Source data -
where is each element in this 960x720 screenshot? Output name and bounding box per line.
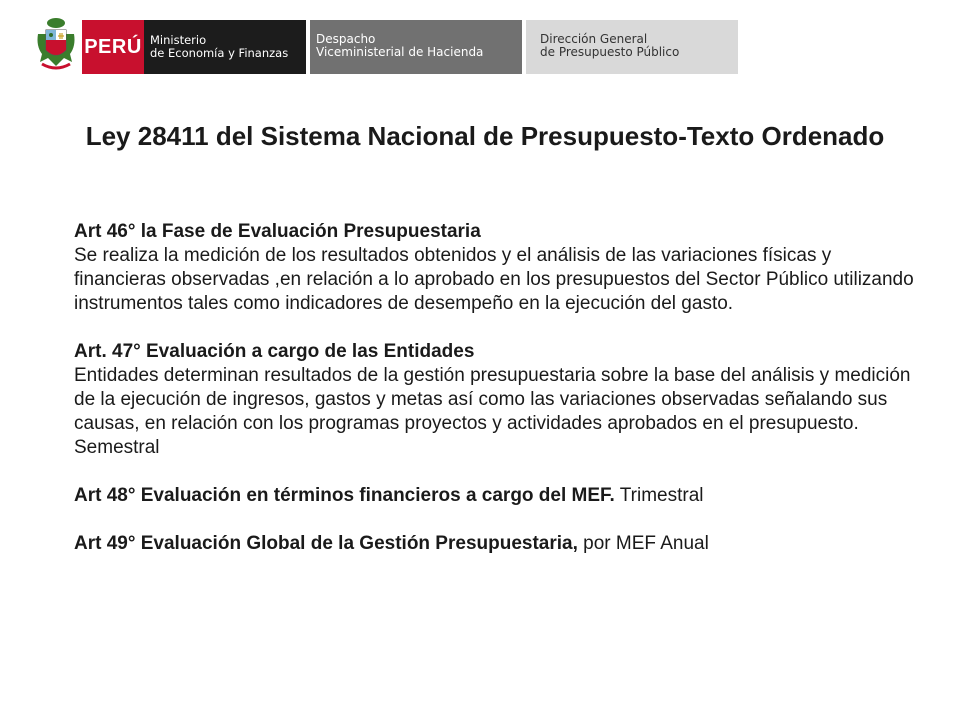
article-49-text: por MEF Anual bbox=[577, 533, 709, 554]
direccion-line2: de Presupuesto Público bbox=[540, 45, 680, 59]
article-49-heading: Art 49° Evaluación Global de la Gestión Presupuestaria, bbox=[74, 533, 578, 554]
article-47 bbox=[74, 340, 924, 460]
article-48-heading: Art 48° Evaluación en términos financieros a cargo del MEF. bbox=[74, 485, 615, 506]
direccion-line1: Dirección General bbox=[540, 32, 648, 46]
ministerio-line2: de Economía y Finanzas bbox=[150, 46, 289, 60]
article-48-text: Trimestral bbox=[614, 485, 704, 506]
article-46 bbox=[74, 220, 924, 316]
article-48 bbox=[74, 484, 924, 508]
coat-of-arms-icon bbox=[34, 16, 78, 72]
peru-label: PERÚ bbox=[84, 35, 142, 58]
article-46-text: Se realiza la medición de los resultados obtenidos y el análisis de las variaciones físicas y financieras observadas ,en relación a lo aprobado en los presupuestos del Sector Público utilizando instrumentos tales como indicadores de desempeño en la ejecución del gasto. bbox=[74, 245, 914, 314]
despacho-block bbox=[310, 20, 522, 74]
header-bar bbox=[0, 0, 960, 80]
page-title: Ley 28411 del Sistema Nacional de Presupuesto-Texto Ordenado bbox=[85, 121, 885, 151]
articles-body bbox=[74, 220, 924, 580]
peru-label-block bbox=[82, 20, 144, 74]
article-46-heading: Art 46° la Fase de Evaluación Presupuestaria bbox=[74, 221, 481, 242]
despacho-line1: Despacho bbox=[316, 32, 376, 46]
article-47-text: Entidades determinan resultados de la gestión presupuestaria sobre la base del análisis y medición de la ejecución de ingresos, gastos y metas así como las variaciones observadas señalando sus causas, en relación con los programas proyectos y actividades aprobados en el presupuesto. Semestral bbox=[74, 365, 911, 458]
article-49 bbox=[74, 532, 924, 556]
despacho-line2: Viceministerial de Hacienda bbox=[316, 45, 484, 59]
article-47-heading: Art. 47° Evaluación a cargo de las Entidades bbox=[74, 341, 475, 362]
ministerio-line1: Ministerio bbox=[150, 33, 207, 47]
direccion-block bbox=[526, 20, 738, 74]
ministerio-block bbox=[144, 20, 306, 74]
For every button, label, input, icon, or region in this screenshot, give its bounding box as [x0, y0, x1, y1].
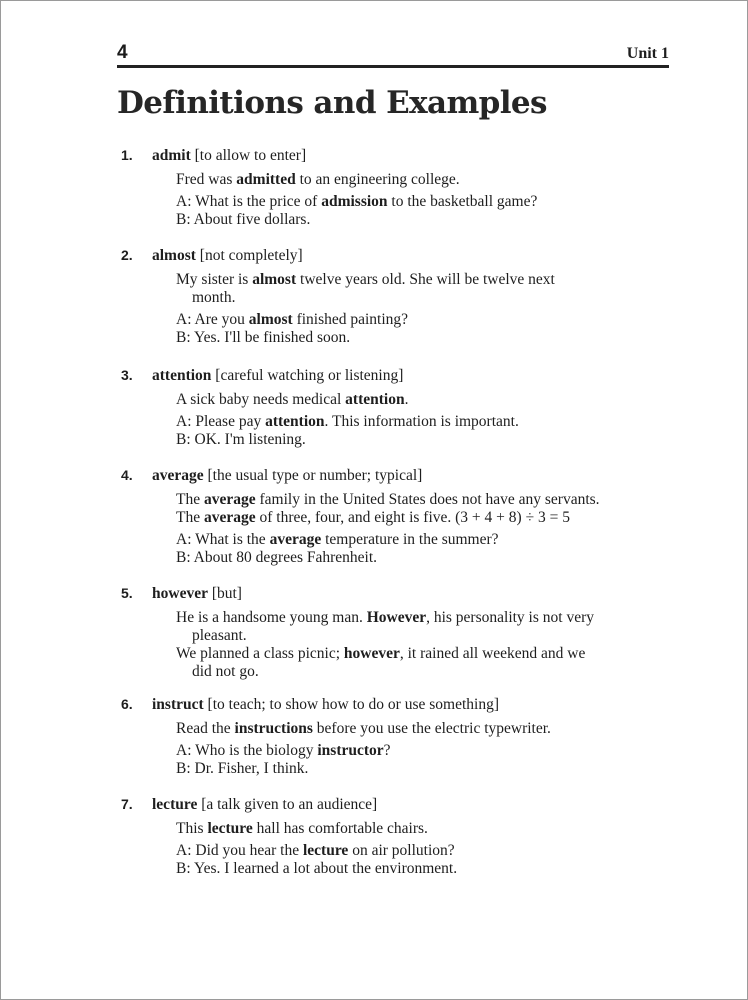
- entry-word: almost: [152, 247, 196, 264]
- entry-definition: [the usual type or number; typical]: [207, 467, 423, 484]
- entry-word: attention: [152, 367, 212, 384]
- entry-heading: [121, 246, 681, 265]
- dialogue-b: B: Dr. Fisher, I think.: [176, 760, 309, 777]
- dialogue-a: A: What is the price of admission to the basketball game?: [176, 193, 538, 210]
- entry-number: 4.: [121, 467, 133, 483]
- example-sentence-continued: did not go.: [192, 663, 259, 680]
- entry-definition: [not completely]: [199, 247, 303, 264]
- entry-definition: [careful watching or listening]: [215, 367, 404, 384]
- entry-examples: [176, 820, 681, 878]
- vocab-entry-admit: [121, 146, 681, 229]
- example-sentence-continued: pleasant.: [192, 627, 247, 644]
- entry-word: instruct: [152, 696, 204, 713]
- dialogue-a: A: Who is the biology instructor?: [176, 742, 391, 759]
- dialogue-b: B: Yes. I learned a lot about the environment.: [176, 860, 458, 877]
- page-title: Definitions and Examples: [117, 85, 547, 121]
- example-sentence: A sick baby needs medical attention.: [176, 391, 409, 408]
- example-sentence: This lecture hall has comfortable chairs.: [176, 820, 428, 837]
- entry-heading: [121, 695, 681, 714]
- entry-number: 5.: [121, 585, 133, 601]
- entry-examples: [176, 391, 681, 449]
- dialogue-b: B: Yes. I'll be finished soon.: [176, 329, 351, 346]
- example-sentence-continued: month.: [192, 289, 236, 306]
- vocab-entry-lecture: [121, 795, 681, 878]
- entry-definition: [but]: [211, 585, 242, 602]
- example-sentence: The average of three, four, and eight is five. (3 + 4 + 8) ÷ 3 = 5: [176, 509, 570, 526]
- entry-word: lecture: [152, 796, 198, 813]
- dialogue-a: A: Please pay attention. This information is important.: [176, 413, 519, 430]
- entry-heading: [121, 366, 681, 385]
- dialogue-a: A: Did you hear the lecture on air pollution?: [176, 842, 455, 859]
- entry-number: 6.: [121, 696, 133, 712]
- dialogue-b: B: About five dollars.: [176, 211, 311, 228]
- entry-word: admit: [152, 147, 191, 164]
- vocab-entry-average: [121, 466, 681, 567]
- entry-definition: [to allow to enter]: [194, 147, 307, 164]
- entry-examples: [176, 491, 681, 567]
- example-sentence: The average family in the United States does not have any servants.: [176, 491, 600, 508]
- entry-examples: [176, 271, 681, 347]
- vocab-entry-instruct: [121, 695, 681, 778]
- entry-number: 1.: [121, 147, 133, 163]
- entry-heading: [121, 466, 681, 485]
- entry-number: 2.: [121, 247, 133, 263]
- example-sentence: Read the instructions before you use the electric typewriter.: [176, 720, 551, 737]
- example-sentence: We planned a class picnic; however, it rained all weekend and we: [176, 645, 586, 662]
- example-sentence: Fred was admitted to an engineering college.: [176, 171, 460, 188]
- vocab-entry-almost: [121, 246, 681, 347]
- vocab-entry-attention: [121, 366, 681, 449]
- entry-heading: [121, 146, 681, 165]
- dialogue-b: B: OK. I'm listening.: [176, 431, 306, 448]
- entry-word: average: [152, 467, 204, 484]
- dialogue-a: A: Are you almost finished painting?: [176, 311, 409, 328]
- vocab-entry-however: [121, 584, 681, 681]
- entry-examples: [176, 171, 681, 229]
- dialogue-b: B: About 80 degrees Fahrenheit.: [176, 549, 378, 566]
- unit-label: Unit 1: [626, 45, 669, 62]
- dialogue-a: A: What is the average temperature in the summer?: [176, 531, 499, 548]
- entry-examples: [176, 720, 681, 778]
- example-sentence: He is a handsome young man. However, his personality is not very: [176, 609, 594, 626]
- entry-definition: [to teach; to show how to do or use something]: [207, 696, 499, 713]
- entry-number: 7.: [121, 796, 133, 812]
- entry-heading: [121, 584, 681, 603]
- page-header: [117, 43, 669, 68]
- example-sentence: My sister is almost twelve years old. She will be twelve next: [176, 271, 555, 288]
- entry-number: 3.: [121, 367, 133, 383]
- entry-word: however: [152, 585, 208, 602]
- entry-definition: [a talk given to an audience]: [201, 796, 378, 813]
- entry-examples: [176, 609, 681, 681]
- page-number: 4: [117, 42, 128, 63]
- entry-heading: [121, 795, 681, 814]
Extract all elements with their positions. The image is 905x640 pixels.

INSTRUCTIONS TO FOLLOW - Copy every line of the records above word for word, leaving out the pictures.

CORRECT ANSWER -
where is each element in this 960x720 screenshot? Output name and bounding box per line.
article-49-text: por MEF Anual bbox=[577, 533, 709, 554]
direccion-line2: de Presupuesto Público bbox=[540, 45, 680, 59]
article-49-heading: Art 49° Evaluación Global de la Gestión Presupuestaria, bbox=[74, 533, 578, 554]
article-47 bbox=[74, 340, 924, 460]
article-48-heading: Art 48° Evaluación en términos financieros a cargo del MEF. bbox=[74, 485, 615, 506]
direccion-line1: Dirección General bbox=[540, 32, 648, 46]
ministerio-line2: de Economía y Finanzas bbox=[150, 46, 289, 60]
article-48-text: Trimestral bbox=[614, 485, 704, 506]
article-46 bbox=[74, 220, 924, 316]
article-48 bbox=[74, 484, 924, 508]
coat-of-arms-icon bbox=[34, 16, 78, 72]
peru-label: PERÚ bbox=[84, 35, 142, 58]
article-46-text: Se realiza la medición de los resultados obtenidos y el análisis de las variaciones físicas y financieras observadas ,en relación a lo aprobado en los presupuestos del Sector Público utilizando instrumentos tales como indicadores de desempeño en la ejecución del gasto. bbox=[74, 245, 914, 314]
despacho-block bbox=[310, 20, 522, 74]
header-bar bbox=[0, 0, 960, 80]
page-title: Ley 28411 del Sistema Nacional de Presupuesto-Texto Ordenado bbox=[85, 121, 885, 151]
articles-body bbox=[74, 220, 924, 580]
peru-label-block bbox=[82, 20, 144, 74]
article-46-heading: Art 46° la Fase de Evaluación Presupuestaria bbox=[74, 221, 481, 242]
despacho-line1: Despacho bbox=[316, 32, 376, 46]
article-47-text: Entidades determinan resultados de la gestión presupuestaria sobre la base del análisis y medición de la ejecución de ingresos, gastos y metas así como las variaciones observadas señalando sus causas, en relación con los programas proyectos y actividades aprobados en el presupuesto. Semestral bbox=[74, 365, 911, 458]
article-49 bbox=[74, 532, 924, 556]
despacho-line2: Viceministerial de Hacienda bbox=[316, 45, 484, 59]
article-47-heading: Art. 47° Evaluación a cargo de las Entidades bbox=[74, 341, 475, 362]
ministerio-line1: Ministerio bbox=[150, 33, 207, 47]
direccion-block bbox=[526, 20, 738, 74]
ministerio-block bbox=[144, 20, 306, 74]
For every button, label, input, icon, or region in this screenshot, give its bounding box as [x0, y0, x1, y1].
- entry-word: almost: [152, 247, 196, 264]
- entry-definition: [the usual type or number; typical]: [207, 467, 423, 484]
- entry-word: attention: [152, 367, 212, 384]
- entry-heading: [121, 246, 681, 265]
- dialogue-b: B: Dr. Fisher, I think.: [176, 760, 309, 777]
- dialogue-a: A: What is the price of admission to the basketball game?: [176, 193, 538, 210]
- entry-number: 4.: [121, 467, 133, 483]
- example-sentence-continued: did not go.: [192, 663, 259, 680]
- entry-definition: [not completely]: [199, 247, 303, 264]
- entry-definition: [careful watching or listening]: [215, 367, 404, 384]
- entry-examples: [176, 820, 681, 878]
- vocab-entry-admit: [121, 146, 681, 229]
- example-sentence-continued: pleasant.: [192, 627, 247, 644]
- entry-word: instruct: [152, 696, 204, 713]
- dialogue-a: A: Who is the biology instructor?: [176, 742, 391, 759]
- dialogue-b: B: Yes. I learned a lot about the environment.: [176, 860, 458, 877]
- page-title: Definitions and Examples: [117, 85, 547, 121]
- example-sentence: A sick baby needs medical attention.: [176, 391, 409, 408]
- example-sentence: This lecture hall has comfortable chairs.: [176, 820, 428, 837]
- entry-heading: [121, 695, 681, 714]
- entry-number: 5.: [121, 585, 133, 601]
- entry-examples: [176, 391, 681, 449]
- dialogue-b: B: Yes. I'll be finished soon.: [176, 329, 351, 346]
- example-sentence-continued: month.: [192, 289, 236, 306]
- vocab-entry-lecture: [121, 795, 681, 878]
- entry-definition: [but]: [211, 585, 242, 602]
- example-sentence: The average of three, four, and eight is five. (3 + 4 + 8) ÷ 3 = 5: [176, 509, 570, 526]
- entry-word: lecture: [152, 796, 198, 813]
- dialogue-a: A: Please pay attention. This information is important.: [176, 413, 519, 430]
- entry-heading: [121, 366, 681, 385]
- dialogue-a: A: Did you hear the lecture on air pollution?: [176, 842, 455, 859]
- entry-number: 6.: [121, 696, 133, 712]
- dialogue-b: B: About five dollars.: [176, 211, 311, 228]
- entry-word: admit: [152, 147, 191, 164]
- vocab-entry-average: [121, 466, 681, 567]
- entry-definition: [to allow to enter]: [194, 147, 307, 164]
- entry-examples: [176, 491, 681, 567]
- example-sentence: The average family in the United States does not have any servants.: [176, 491, 600, 508]
- entry-examples: [176, 271, 681, 347]
- vocab-entry-instruct: [121, 695, 681, 778]
- entry-number: 1.: [121, 147, 133, 163]
- entry-heading: [121, 466, 681, 485]
- entry-number: 2.: [121, 247, 133, 263]
- example-sentence: Read the instructions before you use the electric typewriter.: [176, 720, 551, 737]
- example-sentence: We planned a class picnic; however, it rained all weekend and we: [176, 645, 586, 662]
- example-sentence: Fred was admitted to an engineering college.: [176, 171, 460, 188]
- vocab-entry-almost: [121, 246, 681, 347]
- vocab-entry-attention: [121, 366, 681, 449]
- entry-heading: [121, 146, 681, 165]
- dialogue-b: B: OK. I'm listening.: [176, 431, 306, 448]
- entry-word: average: [152, 467, 204, 484]
- dialogue-a: A: Are you almost finished painting?: [176, 311, 409, 328]
- vocab-entry-however: [121, 584, 681, 681]
- entry-examples: [176, 171, 681, 229]
- dialogue-b: B: About 80 degrees Fahrenheit.: [176, 549, 378, 566]
- unit-label: Unit 1: [626, 45, 669, 62]
- dialogue-a: A: What is the average temperature in the summer?: [176, 531, 499, 548]
- entry-examples: [176, 720, 681, 778]
- example-sentence: He is a handsome young man. However, his personality is not very: [176, 609, 594, 626]
- entry-definition: [to teach; to show how to do or use something]: [207, 696, 499, 713]
- entry-number: 7.: [121, 796, 133, 812]
- entry-heading: [121, 584, 681, 603]
- page-header: [117, 43, 669, 68]
- example-sentence: My sister is almost twelve years old. She will be twelve next: [176, 271, 555, 288]
- entry-number: 3.: [121, 367, 133, 383]
- entry-word: however: [152, 585, 208, 602]
- entry-definition: [a talk given to an audience]: [201, 796, 378, 813]
- entry-examples: [176, 609, 681, 681]
- page-number: 4: [117, 42, 128, 63]
- entry-heading: [121, 795, 681, 814]
Extract all elements with their positions. The image is 905x640 pixels.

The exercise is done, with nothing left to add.